## Start

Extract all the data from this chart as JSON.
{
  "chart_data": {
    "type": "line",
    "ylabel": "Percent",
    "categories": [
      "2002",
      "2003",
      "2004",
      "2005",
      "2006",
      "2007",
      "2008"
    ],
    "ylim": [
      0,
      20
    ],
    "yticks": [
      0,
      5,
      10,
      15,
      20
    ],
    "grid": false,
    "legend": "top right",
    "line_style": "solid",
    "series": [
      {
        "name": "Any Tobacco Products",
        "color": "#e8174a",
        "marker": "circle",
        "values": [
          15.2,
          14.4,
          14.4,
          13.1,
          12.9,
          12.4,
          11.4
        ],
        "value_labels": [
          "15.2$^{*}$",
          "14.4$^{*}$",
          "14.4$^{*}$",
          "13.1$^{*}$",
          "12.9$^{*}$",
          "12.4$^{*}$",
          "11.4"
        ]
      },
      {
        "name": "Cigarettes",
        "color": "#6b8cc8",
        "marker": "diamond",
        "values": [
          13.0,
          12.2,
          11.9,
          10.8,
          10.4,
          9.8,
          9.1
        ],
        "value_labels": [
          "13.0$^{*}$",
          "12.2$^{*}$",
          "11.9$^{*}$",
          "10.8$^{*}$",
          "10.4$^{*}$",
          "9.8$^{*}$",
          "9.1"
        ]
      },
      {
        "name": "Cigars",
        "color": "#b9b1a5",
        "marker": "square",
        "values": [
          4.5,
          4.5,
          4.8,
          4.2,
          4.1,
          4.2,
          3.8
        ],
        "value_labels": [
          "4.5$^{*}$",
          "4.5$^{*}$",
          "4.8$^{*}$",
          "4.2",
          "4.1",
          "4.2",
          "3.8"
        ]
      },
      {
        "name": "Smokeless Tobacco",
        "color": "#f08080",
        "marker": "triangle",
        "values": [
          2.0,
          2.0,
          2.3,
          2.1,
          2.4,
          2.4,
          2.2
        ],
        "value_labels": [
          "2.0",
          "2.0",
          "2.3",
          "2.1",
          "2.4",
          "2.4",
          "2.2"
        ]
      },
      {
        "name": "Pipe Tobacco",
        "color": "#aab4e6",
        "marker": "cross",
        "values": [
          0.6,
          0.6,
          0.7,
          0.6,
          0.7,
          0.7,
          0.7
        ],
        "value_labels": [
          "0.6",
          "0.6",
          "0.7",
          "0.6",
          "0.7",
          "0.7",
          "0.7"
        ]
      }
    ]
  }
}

## End

EXERCISE. Lines that hold the word "marker" are the ones to return, every one of them.

OUTPUT BELOW.
        "marker": "circle",
        "marker": "diamond",
        "marker": "square",
        "marker": "triangle",
        "marker": "cross",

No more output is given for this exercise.